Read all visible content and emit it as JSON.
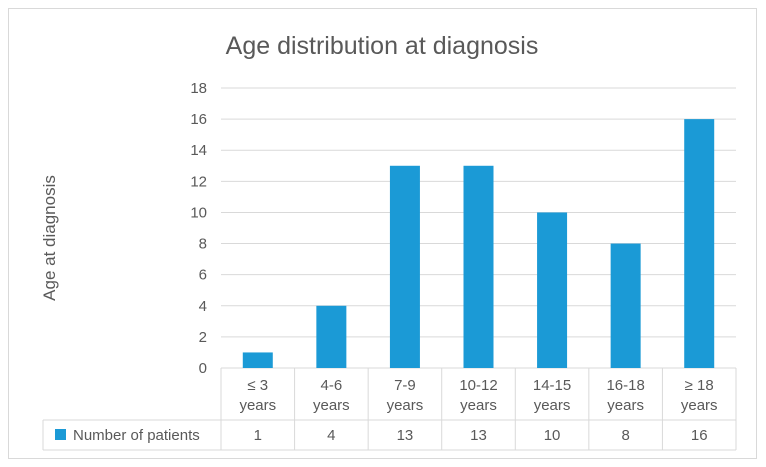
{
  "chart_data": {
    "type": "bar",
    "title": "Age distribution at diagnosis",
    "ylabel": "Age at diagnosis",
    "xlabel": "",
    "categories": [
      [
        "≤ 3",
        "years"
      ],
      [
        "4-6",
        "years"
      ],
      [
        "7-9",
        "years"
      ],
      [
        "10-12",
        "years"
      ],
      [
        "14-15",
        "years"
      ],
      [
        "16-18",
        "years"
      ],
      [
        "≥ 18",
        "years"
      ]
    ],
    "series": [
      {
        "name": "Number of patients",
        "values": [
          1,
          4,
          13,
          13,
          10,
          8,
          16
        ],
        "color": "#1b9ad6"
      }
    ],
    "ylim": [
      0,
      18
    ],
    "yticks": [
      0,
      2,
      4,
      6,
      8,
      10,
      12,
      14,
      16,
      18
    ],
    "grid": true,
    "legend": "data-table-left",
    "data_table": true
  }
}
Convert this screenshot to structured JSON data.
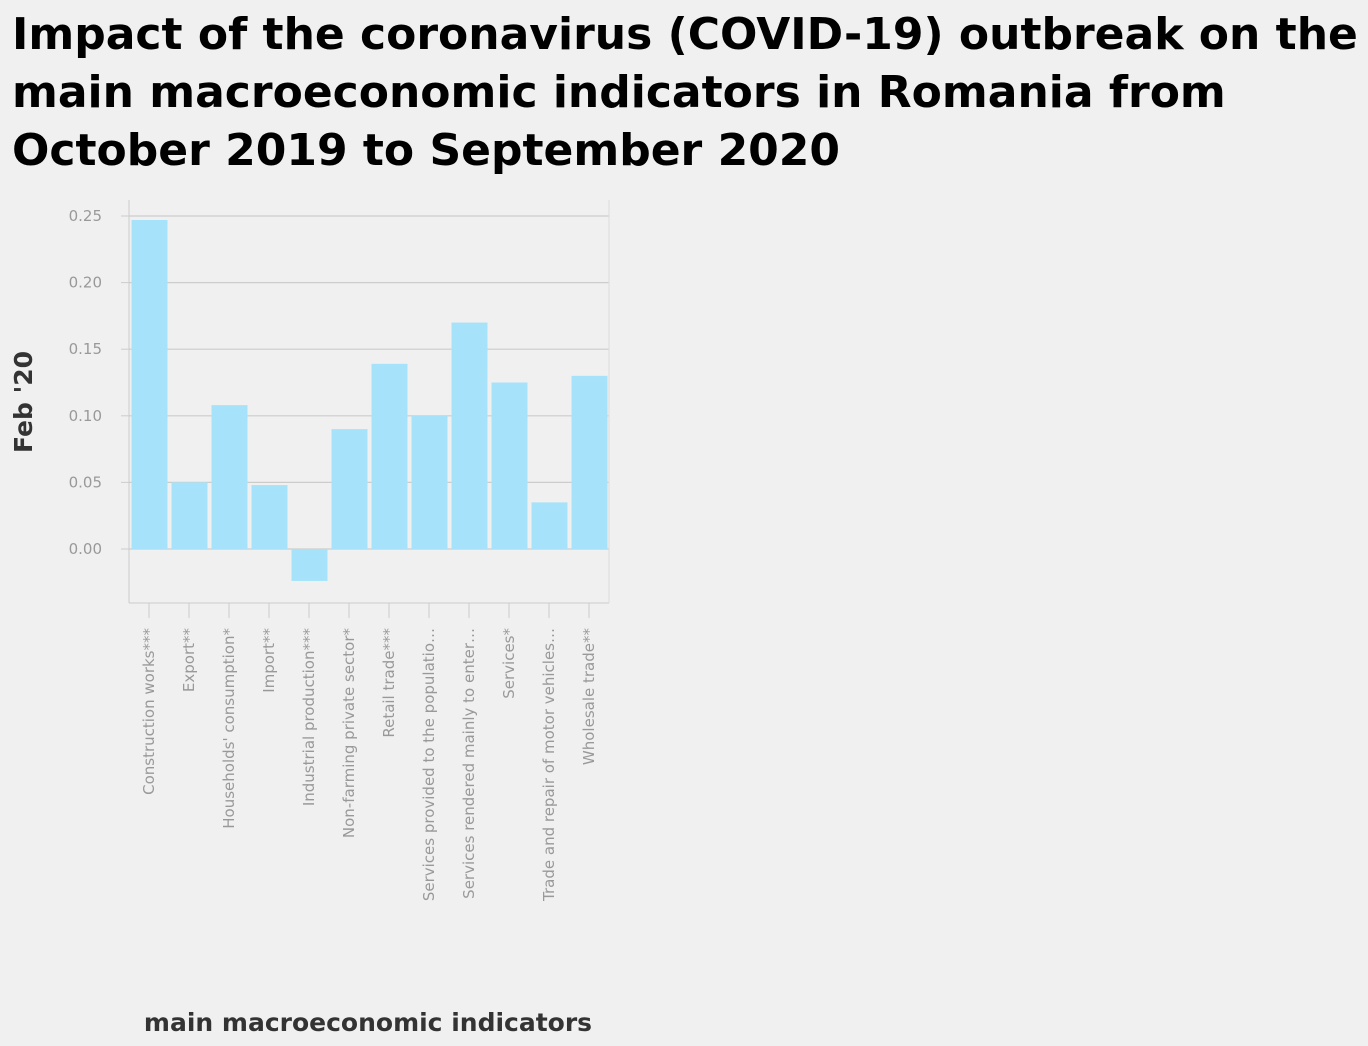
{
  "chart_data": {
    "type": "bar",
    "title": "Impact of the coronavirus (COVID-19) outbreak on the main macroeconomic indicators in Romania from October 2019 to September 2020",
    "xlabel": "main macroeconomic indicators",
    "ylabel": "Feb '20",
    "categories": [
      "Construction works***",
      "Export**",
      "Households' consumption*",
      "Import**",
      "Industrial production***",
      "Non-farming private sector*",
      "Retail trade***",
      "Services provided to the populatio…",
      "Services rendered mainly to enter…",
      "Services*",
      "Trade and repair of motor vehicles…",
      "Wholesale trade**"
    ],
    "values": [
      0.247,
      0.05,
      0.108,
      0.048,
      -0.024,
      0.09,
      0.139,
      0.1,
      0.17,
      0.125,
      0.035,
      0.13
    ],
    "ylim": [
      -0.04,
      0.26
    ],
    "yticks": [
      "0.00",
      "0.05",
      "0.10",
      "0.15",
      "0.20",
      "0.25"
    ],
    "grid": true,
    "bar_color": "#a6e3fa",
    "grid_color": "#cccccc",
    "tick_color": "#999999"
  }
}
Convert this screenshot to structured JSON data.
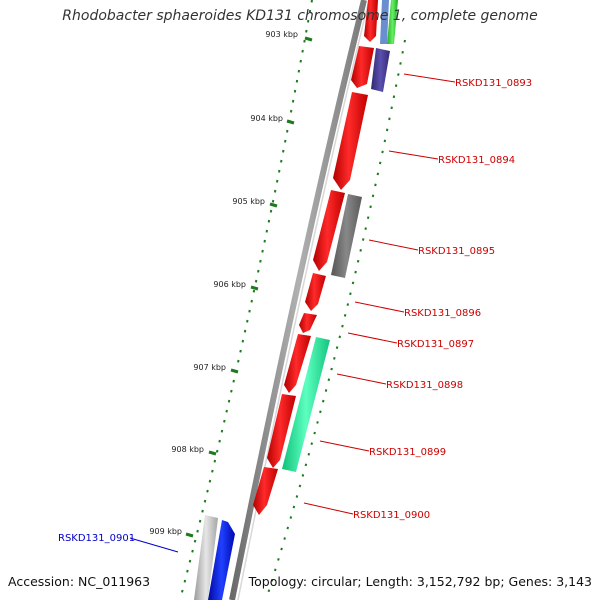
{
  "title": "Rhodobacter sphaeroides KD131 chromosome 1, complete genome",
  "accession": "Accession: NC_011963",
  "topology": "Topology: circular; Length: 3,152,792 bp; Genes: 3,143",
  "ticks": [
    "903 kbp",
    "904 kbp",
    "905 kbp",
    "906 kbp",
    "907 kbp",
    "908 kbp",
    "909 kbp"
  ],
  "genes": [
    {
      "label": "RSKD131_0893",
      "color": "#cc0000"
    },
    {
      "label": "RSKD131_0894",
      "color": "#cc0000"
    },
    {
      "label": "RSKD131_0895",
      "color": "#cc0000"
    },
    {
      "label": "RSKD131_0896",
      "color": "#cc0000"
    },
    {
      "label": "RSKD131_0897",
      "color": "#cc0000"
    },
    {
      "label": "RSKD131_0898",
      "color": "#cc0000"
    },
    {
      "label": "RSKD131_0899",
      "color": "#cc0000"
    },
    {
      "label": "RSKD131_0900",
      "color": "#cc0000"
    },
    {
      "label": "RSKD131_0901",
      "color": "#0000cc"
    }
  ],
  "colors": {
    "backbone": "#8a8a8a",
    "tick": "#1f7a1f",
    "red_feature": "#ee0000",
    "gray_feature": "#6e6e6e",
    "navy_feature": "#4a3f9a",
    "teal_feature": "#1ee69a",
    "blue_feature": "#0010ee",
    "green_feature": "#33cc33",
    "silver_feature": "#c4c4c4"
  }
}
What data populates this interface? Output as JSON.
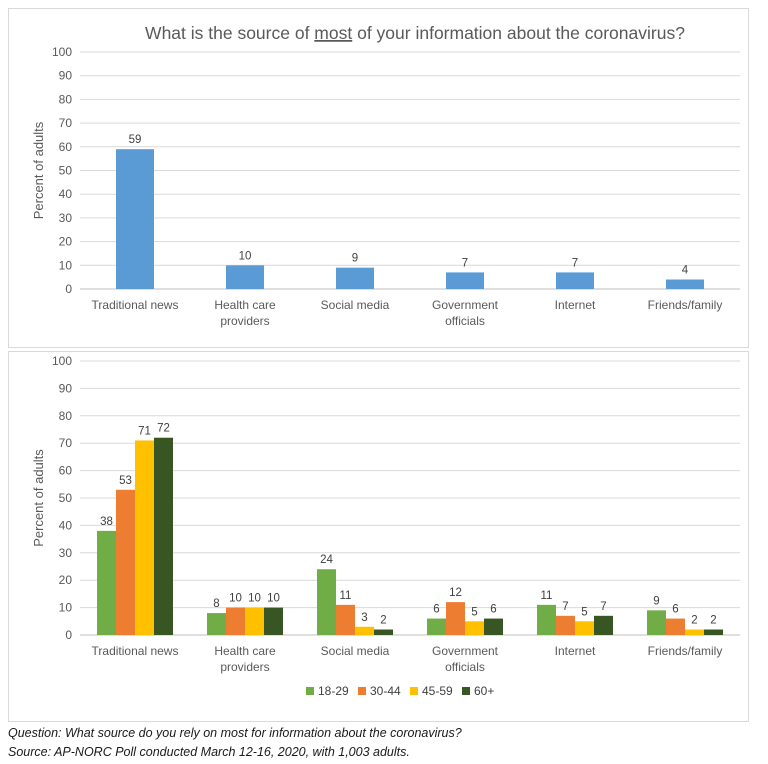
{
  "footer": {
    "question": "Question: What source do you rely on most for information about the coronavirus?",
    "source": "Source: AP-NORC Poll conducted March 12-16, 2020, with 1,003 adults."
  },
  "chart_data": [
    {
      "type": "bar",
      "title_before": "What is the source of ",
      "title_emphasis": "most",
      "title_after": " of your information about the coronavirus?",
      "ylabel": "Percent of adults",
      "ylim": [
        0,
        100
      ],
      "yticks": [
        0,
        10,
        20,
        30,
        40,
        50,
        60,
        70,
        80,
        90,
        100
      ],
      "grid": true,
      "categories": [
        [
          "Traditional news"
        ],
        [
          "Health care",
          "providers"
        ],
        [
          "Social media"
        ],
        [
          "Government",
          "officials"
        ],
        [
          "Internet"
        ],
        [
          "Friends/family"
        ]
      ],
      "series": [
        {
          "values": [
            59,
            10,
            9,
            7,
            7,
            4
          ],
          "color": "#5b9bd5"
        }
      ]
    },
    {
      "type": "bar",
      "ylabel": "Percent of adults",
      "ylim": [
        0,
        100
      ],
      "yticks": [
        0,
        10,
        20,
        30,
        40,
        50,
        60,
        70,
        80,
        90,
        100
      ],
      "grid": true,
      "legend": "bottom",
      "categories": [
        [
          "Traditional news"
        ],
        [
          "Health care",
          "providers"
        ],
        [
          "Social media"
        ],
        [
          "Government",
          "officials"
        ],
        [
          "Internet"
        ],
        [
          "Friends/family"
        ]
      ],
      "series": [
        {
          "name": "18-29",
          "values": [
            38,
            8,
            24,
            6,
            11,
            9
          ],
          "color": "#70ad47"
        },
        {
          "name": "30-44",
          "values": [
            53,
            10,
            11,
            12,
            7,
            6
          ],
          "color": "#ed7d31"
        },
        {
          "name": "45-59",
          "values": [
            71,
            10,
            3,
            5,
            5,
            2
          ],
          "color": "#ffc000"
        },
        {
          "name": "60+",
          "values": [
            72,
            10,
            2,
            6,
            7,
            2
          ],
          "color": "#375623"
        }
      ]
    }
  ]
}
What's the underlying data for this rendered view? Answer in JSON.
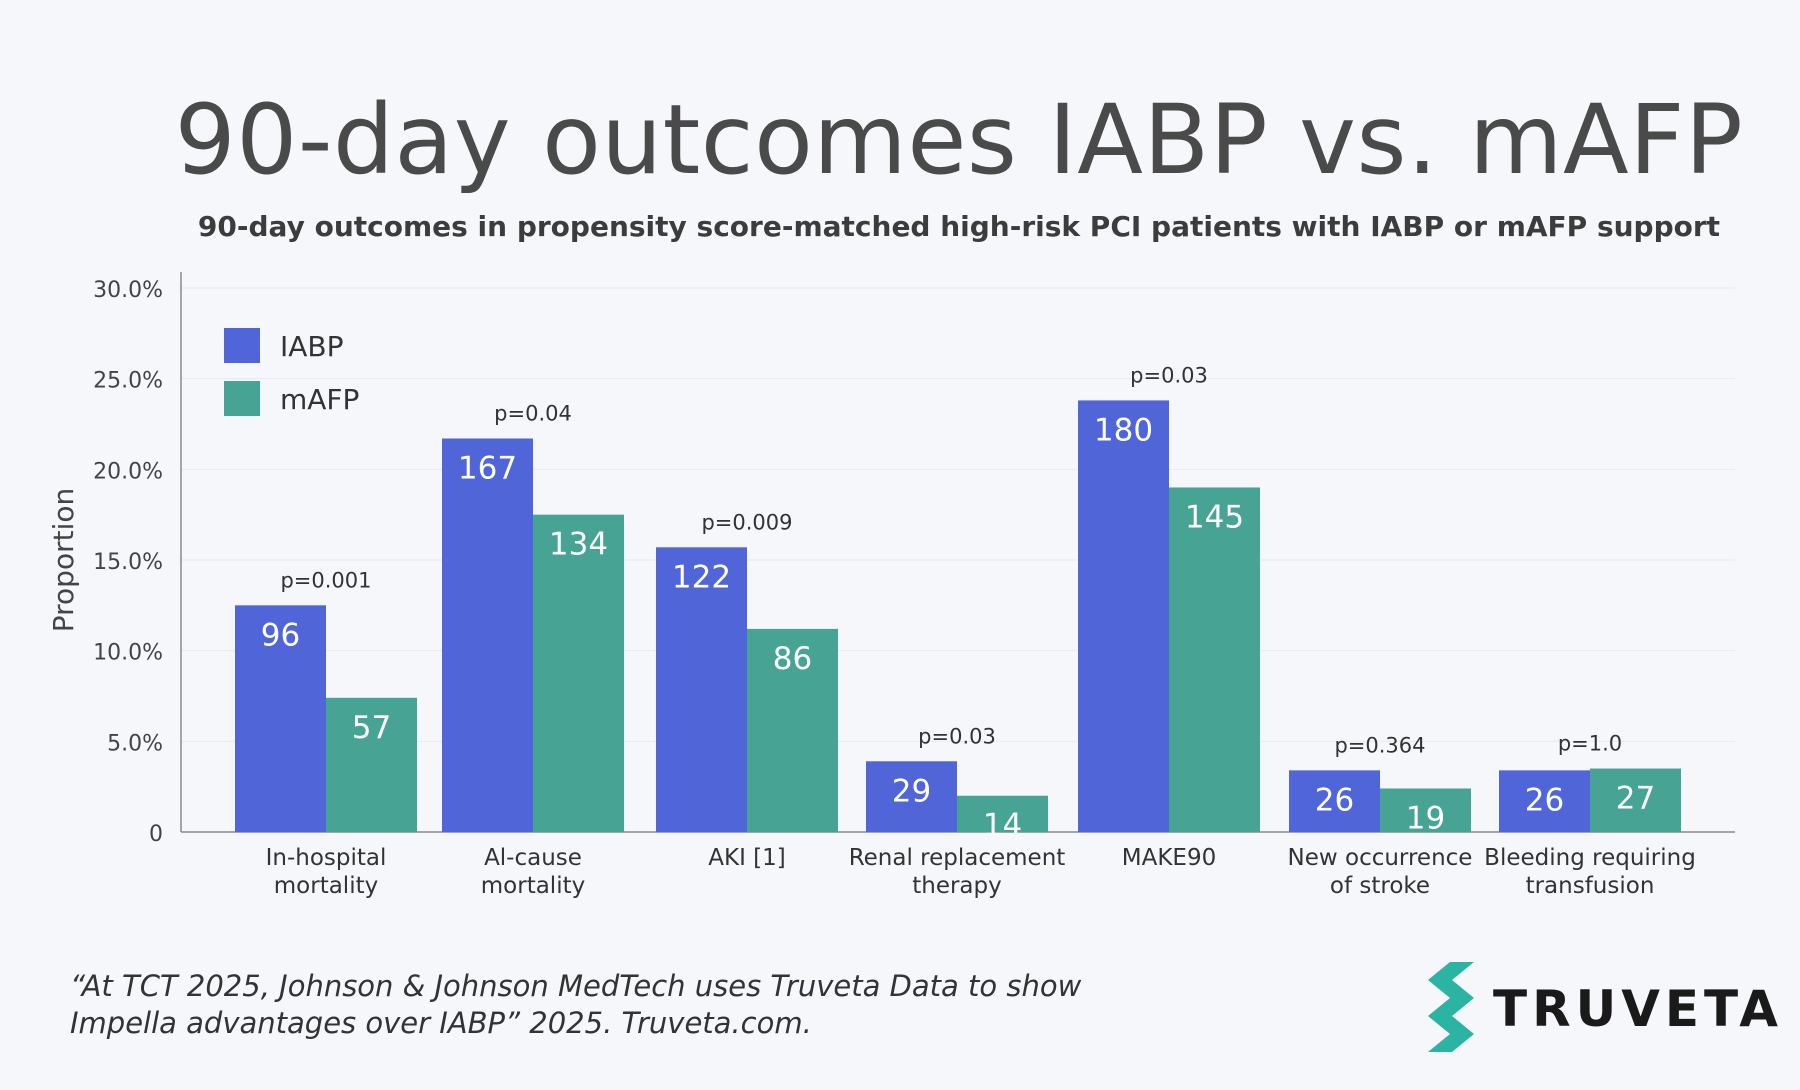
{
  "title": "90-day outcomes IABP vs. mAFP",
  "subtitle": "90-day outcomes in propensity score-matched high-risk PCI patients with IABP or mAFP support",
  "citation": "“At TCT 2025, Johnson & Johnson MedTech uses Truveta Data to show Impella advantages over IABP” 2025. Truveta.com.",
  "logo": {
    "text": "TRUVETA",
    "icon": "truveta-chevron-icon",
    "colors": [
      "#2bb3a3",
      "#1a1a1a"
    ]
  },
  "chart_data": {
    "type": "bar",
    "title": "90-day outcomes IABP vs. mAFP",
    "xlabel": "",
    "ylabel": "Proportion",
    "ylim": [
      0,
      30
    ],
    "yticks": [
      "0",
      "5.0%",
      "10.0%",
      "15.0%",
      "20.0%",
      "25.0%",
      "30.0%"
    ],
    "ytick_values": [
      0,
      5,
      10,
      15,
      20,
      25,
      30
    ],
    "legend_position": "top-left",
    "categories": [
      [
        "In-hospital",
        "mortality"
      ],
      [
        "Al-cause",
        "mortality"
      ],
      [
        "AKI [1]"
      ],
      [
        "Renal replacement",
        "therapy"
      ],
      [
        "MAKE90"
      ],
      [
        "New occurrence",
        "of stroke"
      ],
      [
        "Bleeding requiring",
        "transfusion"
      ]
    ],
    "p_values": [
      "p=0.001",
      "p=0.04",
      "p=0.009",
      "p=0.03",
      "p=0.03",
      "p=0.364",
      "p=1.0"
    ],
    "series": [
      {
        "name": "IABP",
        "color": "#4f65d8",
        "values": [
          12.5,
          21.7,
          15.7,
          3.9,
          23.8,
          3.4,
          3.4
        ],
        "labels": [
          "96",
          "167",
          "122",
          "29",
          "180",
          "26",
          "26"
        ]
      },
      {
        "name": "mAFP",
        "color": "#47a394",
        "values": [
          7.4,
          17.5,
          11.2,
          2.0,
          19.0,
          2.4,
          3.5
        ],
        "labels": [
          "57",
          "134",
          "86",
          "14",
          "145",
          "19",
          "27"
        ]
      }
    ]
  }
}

> _PROBLEM DETAILS_: Each line of the data should be quoted exactly, with pictures left out.

> _SOLUTION TO THIS EXERCISE_:
Read all visible content and emit it as JSON.
{
  "chart_data": {
    "type": "bar",
    "title": "Age distribution at diagnosis",
    "ylabel": "Age at diagnosis",
    "xlabel": "",
    "categories": [
      [
        "≤ 3",
        "years"
      ],
      [
        "4-6",
        "years"
      ],
      [
        "7-9",
        "years"
      ],
      [
        "10-12",
        "years"
      ],
      [
        "14-15",
        "years"
      ],
      [
        "16-18",
        "years"
      ],
      [
        "≥ 18",
        "years"
      ]
    ],
    "series": [
      {
        "name": "Number of patients",
        "values": [
          1,
          4,
          13,
          13,
          10,
          8,
          16
        ],
        "color": "#1b9ad6"
      }
    ],
    "ylim": [
      0,
      18
    ],
    "yticks": [
      0,
      2,
      4,
      6,
      8,
      10,
      12,
      14,
      16,
      18
    ],
    "grid": true,
    "legend": "data-table-left",
    "data_table": true
  }
}
Convert this screenshot to structured JSON data.
{
  "chart_data": {
    "type": "bar",
    "title": "Impact of the coronavirus (COVID-19) outbreak on the main macroeconomic indicators in Romania from October 2019 to September 2020",
    "xlabel": "main macroeconomic indicators",
    "ylabel": "Feb '20",
    "categories": [
      "Construction works***",
      "Export**",
      "Households' consumption*",
      "Import**",
      "Industrial production***",
      "Non-farming private sector*",
      "Retail trade***",
      "Services provided to the populatio…",
      "Services rendered mainly to enter…",
      "Services*",
      "Trade and repair of motor vehicles…",
      "Wholesale trade**"
    ],
    "values": [
      0.247,
      0.05,
      0.108,
      0.048,
      -0.024,
      0.09,
      0.139,
      0.1,
      0.17,
      0.125,
      0.035,
      0.13
    ],
    "ylim": [
      -0.04,
      0.26
    ],
    "yticks": [
      "0.00",
      "0.05",
      "0.10",
      "0.15",
      "0.20",
      "0.25"
    ],
    "grid": true,
    "bar_color": "#a6e3fa",
    "grid_color": "#cccccc",
    "tick_color": "#999999"
  }
}
Convert this screenshot to structured JSON data.
{
  "title": "Rhodobacter sphaeroides KD131 chromosome 1, complete genome",
  "accession": "Accession: NC_011963",
  "topology": "Topology: circular; Length: 3,152,792 bp; Genes: 3,143",
  "ticks": [
    "903 kbp",
    "904 kbp",
    "905 kbp",
    "906 kbp",
    "907 kbp",
    "908 kbp",
    "909 kbp"
  ],
  "genes": [
    {
      "label": "RSKD131_0893",
      "color": "#cc0000"
    },
    {
      "label": "RSKD131_0894",
      "color": "#cc0000"
    },
    {
      "label": "RSKD131_0895",
      "color": "#cc0000"
    },
    {
      "label": "RSKD131_0896",
      "color": "#cc0000"
    },
    {
      "label": "RSKD131_0897",
      "color": "#cc0000"
    },
    {
      "label": "RSKD131_0898",
      "color": "#cc0000"
    },
    {
      "label": "RSKD131_0899",
      "color": "#cc0000"
    },
    {
      "label": "RSKD131_0900",
      "color": "#cc0000"
    },
    {
      "label": "RSKD131_0901",
      "color": "#0000cc"
    }
  ],
  "colors": {
    "backbone": "#8a8a8a",
    "tick": "#1f7a1f",
    "red_feature": "#ee0000",
    "gray_feature": "#6e6e6e",
    "navy_feature": "#4a3f9a",
    "teal_feature": "#1ee69a",
    "blue_feature": "#0010ee",
    "green_feature": "#33cc33",
    "silver_feature": "#c4c4c4"
  }
}
What data populates this interface? Output as JSON.
{
  "footer": {
    "question": "Question: What source do you rely on most for information about the coronavirus?",
    "source": "Source: AP-NORC Poll conducted March 12-16, 2020, with 1,003 adults."
  },
  "chart_data": [
    {
      "type": "bar",
      "title_before": "What is the source of ",
      "title_emphasis": "most",
      "title_after": " of your information about the coronavirus?",
      "ylabel": "Percent of adults",
      "ylim": [
        0,
        100
      ],
      "yticks": [
        0,
        10,
        20,
        30,
        40,
        50,
        60,
        70,
        80,
        90,
        100
      ],
      "grid": true,
      "categories": [
        [
          "Traditional news"
        ],
        [
          "Health care",
          "providers"
        ],
        [
          "Social media"
        ],
        [
          "Government",
          "officials"
        ],
        [
          "Internet"
        ],
        [
          "Friends/family"
        ]
      ],
      "series": [
        {
          "values": [
            59,
            10,
            9,
            7,
            7,
            4
          ],
          "color": "#5b9bd5"
        }
      ]
    },
    {
      "type": "bar",
      "ylabel": "Percent of adults",
      "ylim": [
        0,
        100
      ],
      "yticks": [
        0,
        10,
        20,
        30,
        40,
        50,
        60,
        70,
        80,
        90,
        100
      ],
      "grid": true,
      "legend": "bottom",
      "categories": [
        [
          "Traditional news"
        ],
        [
          "Health care",
          "providers"
        ],
        [
          "Social media"
        ],
        [
          "Government",
          "officials"
        ],
        [
          "Internet"
        ],
        [
          "Friends/family"
        ]
      ],
      "series": [
        {
          "name": "18-29",
          "values": [
            38,
            8,
            24,
            6,
            11,
            9
          ],
          "color": "#70ad47"
        },
        {
          "name": "30-44",
          "values": [
            53,
            10,
            11,
            12,
            7,
            6
          ],
          "color": "#ed7d31"
        },
        {
          "name": "45-59",
          "values": [
            71,
            10,
            3,
            5,
            5,
            2
          ],
          "color": "#ffc000"
        },
        {
          "name": "60+",
          "values": [
            72,
            10,
            2,
            6,
            7,
            2
          ],
          "color": "#375623"
        }
      ]
    }
  ]
}
What's the underlying data for this rendered view? Answer in JSON.
{
  "title": "90-day outcomes IABP vs. mAFP",
  "subtitle": "90-day outcomes in propensity score-matched high-risk PCI patients with IABP or mAFP support",
  "citation": "“At TCT 2025, Johnson & Johnson MedTech uses Truveta Data to show Impella advantages over IABP” 2025. Truveta.com.",
  "logo": {
    "text": "TRUVETA",
    "icon": "truveta-chevron-icon",
    "colors": [
      "#2bb3a3",
      "#1a1a1a"
    ]
  },
  "chart_data": {
    "type": "bar",
    "title": "90-day outcomes IABP vs. mAFP",
    "xlabel": "",
    "ylabel": "Proportion",
    "ylim": [
      0,
      30
    ],
    "yticks": [
      "0",
      "5.0%",
      "10.0%",
      "15.0%",
      "20.0%",
      "25.0%",
      "30.0%"
    ],
    "ytick_values": [
      0,
      5,
      10,
      15,
      20,
      25,
      30
    ],
    "legend_position": "top-left",
    "categories": [
      [
        "In-hospital",
        "mortality"
      ],
      [
        "Al-cause",
        "mortality"
      ],
      [
        "AKI [1]"
      ],
      [
        "Renal replacement",
        "therapy"
      ],
      [
        "MAKE90"
      ],
      [
        "New occurrence",
        "of stroke"
      ],
      [
        "Bleeding requiring",
        "transfusion"
      ]
    ],
    "p_values": [
      "p=0.001",
      "p=0.04",
      "p=0.009",
      "p=0.03",
      "p=0.03",
      "p=0.364",
      "p=1.0"
    ],
    "series": [
      {
        "name": "IABP",
        "color": "#4f65d8",
        "values": [
          12.5,
          21.7,
          15.7,
          3.9,
          23.8,
          3.4,
          3.4
        ],
        "labels": [
          "96",
          "167",
          "122",
          "29",
          "180",
          "26",
          "26"
        ]
      },
      {
        "name": "mAFP",
        "color": "#47a394",
        "values": [
          7.4,
          17.5,
          11.2,
          2.0,
          19.0,
          2.4,
          3.5
        ],
        "labels": [
          "57",
          "134",
          "86",
          "14",
          "145",
          "19",
          "27"
        ]
      }
    ]
  }
}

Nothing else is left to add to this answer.